* **STATED GOAL**: Answer with nothing except the number of lines that contain the word "foreign".

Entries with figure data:
## begin
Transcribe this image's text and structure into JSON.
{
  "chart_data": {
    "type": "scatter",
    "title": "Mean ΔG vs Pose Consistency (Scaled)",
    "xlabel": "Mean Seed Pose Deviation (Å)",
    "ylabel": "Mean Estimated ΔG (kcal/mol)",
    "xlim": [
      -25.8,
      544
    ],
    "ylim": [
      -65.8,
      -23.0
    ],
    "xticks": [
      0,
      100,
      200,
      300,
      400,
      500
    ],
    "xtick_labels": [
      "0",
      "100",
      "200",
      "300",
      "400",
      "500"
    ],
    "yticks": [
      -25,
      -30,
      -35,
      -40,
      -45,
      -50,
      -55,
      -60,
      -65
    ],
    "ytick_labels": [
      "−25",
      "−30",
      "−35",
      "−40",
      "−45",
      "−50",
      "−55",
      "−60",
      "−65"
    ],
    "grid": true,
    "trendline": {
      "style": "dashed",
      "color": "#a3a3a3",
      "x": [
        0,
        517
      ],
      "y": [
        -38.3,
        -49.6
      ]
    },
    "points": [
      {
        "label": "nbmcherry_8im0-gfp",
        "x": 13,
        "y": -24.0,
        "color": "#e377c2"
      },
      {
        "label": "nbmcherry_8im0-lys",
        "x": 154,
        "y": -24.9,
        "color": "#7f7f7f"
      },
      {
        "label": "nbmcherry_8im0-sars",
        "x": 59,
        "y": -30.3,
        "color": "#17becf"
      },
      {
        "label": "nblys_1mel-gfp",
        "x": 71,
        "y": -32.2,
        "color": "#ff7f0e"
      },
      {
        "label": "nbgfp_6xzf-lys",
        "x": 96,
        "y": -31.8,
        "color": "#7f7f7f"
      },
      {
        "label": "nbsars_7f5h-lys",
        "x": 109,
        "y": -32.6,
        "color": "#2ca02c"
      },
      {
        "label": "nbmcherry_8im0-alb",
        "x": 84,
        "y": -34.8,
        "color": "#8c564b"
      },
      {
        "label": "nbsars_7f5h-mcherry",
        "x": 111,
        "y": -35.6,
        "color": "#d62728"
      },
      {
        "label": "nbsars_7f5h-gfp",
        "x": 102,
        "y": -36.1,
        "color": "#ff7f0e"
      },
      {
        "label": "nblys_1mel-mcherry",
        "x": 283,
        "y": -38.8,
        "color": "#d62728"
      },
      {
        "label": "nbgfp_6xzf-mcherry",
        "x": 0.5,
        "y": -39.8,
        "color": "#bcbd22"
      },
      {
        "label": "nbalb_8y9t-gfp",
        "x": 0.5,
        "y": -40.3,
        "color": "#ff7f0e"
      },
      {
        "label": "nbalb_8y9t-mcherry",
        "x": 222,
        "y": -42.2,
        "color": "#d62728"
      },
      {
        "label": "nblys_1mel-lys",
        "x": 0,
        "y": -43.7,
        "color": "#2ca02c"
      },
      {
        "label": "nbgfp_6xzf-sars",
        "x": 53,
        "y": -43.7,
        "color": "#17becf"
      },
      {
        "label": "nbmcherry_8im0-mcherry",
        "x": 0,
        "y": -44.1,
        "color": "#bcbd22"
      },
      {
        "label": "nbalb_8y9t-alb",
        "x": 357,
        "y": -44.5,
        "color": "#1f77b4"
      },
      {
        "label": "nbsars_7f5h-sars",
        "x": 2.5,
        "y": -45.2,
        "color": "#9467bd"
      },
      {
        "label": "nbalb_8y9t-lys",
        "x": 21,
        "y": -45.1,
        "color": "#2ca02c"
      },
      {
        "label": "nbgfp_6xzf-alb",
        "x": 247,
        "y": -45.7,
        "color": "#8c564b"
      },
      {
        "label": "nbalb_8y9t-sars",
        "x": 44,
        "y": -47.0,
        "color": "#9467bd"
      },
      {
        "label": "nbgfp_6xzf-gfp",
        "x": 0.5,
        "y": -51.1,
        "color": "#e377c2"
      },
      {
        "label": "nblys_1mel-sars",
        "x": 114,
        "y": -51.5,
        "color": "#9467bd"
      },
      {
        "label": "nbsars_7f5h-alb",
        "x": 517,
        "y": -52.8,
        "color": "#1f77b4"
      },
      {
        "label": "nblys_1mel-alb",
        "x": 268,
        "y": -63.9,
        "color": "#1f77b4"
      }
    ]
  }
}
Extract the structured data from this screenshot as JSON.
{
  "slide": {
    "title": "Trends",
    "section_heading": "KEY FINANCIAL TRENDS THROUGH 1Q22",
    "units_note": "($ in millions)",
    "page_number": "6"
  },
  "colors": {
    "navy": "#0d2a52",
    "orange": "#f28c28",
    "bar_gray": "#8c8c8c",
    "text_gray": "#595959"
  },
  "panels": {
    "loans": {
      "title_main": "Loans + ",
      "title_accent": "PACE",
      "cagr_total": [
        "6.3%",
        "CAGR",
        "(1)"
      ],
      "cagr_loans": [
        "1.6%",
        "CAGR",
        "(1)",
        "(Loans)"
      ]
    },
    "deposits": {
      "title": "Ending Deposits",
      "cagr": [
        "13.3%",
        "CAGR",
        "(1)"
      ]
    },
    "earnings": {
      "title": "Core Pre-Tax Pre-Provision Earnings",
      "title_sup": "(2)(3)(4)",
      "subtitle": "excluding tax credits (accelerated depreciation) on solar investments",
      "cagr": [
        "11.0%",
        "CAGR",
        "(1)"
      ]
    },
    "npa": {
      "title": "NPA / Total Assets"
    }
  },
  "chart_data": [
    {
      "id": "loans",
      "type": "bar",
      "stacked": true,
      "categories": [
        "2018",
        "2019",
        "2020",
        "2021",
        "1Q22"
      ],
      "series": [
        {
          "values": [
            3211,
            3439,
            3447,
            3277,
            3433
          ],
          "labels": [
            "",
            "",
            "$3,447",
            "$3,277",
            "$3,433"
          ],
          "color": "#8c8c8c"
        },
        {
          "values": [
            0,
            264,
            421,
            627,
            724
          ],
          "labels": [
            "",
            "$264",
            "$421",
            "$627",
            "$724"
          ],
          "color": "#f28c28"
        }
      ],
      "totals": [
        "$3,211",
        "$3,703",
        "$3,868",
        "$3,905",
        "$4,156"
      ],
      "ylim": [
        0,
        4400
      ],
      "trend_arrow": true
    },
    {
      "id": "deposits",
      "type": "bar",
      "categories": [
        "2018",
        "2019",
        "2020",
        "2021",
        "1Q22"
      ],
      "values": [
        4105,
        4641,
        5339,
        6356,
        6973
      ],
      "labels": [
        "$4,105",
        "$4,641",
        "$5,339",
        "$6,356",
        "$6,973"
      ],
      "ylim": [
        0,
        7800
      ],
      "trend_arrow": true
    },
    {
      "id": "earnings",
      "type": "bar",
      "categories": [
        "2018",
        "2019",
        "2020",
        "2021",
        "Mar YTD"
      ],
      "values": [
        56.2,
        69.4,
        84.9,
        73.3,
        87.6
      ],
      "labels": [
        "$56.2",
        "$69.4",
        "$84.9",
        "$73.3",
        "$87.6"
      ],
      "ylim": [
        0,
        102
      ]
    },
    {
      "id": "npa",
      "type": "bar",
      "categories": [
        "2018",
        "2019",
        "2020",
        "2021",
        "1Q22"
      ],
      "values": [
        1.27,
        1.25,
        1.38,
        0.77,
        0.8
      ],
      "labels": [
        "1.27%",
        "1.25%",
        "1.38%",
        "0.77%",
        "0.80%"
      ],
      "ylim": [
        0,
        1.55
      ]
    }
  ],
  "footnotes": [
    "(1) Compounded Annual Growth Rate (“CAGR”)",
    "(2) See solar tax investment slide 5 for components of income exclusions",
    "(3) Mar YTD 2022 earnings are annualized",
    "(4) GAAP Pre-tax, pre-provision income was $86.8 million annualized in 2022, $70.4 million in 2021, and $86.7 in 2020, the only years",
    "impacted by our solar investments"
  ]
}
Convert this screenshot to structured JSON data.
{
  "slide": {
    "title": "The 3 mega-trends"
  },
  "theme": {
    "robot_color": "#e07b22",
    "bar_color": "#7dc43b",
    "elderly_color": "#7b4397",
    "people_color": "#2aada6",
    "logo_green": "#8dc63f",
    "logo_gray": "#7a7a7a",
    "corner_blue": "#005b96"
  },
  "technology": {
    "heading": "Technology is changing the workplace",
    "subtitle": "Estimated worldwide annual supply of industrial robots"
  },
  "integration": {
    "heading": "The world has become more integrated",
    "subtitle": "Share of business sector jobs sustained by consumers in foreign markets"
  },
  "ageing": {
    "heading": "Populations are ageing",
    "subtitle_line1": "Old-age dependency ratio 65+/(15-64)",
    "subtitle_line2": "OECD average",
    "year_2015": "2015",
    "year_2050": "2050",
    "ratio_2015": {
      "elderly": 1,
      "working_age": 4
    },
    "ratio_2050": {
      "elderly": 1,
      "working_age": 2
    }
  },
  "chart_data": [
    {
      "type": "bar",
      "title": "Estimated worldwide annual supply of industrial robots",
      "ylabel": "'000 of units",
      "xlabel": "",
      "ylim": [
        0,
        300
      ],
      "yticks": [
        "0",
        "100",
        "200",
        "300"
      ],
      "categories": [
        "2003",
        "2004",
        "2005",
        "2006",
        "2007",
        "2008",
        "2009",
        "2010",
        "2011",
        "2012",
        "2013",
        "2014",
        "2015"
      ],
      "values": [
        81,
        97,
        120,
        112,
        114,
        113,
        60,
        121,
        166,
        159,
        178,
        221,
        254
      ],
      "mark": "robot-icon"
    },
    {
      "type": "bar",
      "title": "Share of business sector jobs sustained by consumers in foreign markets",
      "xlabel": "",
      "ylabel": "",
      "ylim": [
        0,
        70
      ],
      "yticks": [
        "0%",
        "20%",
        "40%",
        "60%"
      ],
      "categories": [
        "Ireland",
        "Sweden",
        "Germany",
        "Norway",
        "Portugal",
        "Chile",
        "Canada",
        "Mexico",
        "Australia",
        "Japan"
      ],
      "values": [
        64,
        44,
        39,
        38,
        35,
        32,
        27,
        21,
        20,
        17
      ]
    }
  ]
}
## end
* **SOLUTION TO THIS EXERCISE**: 2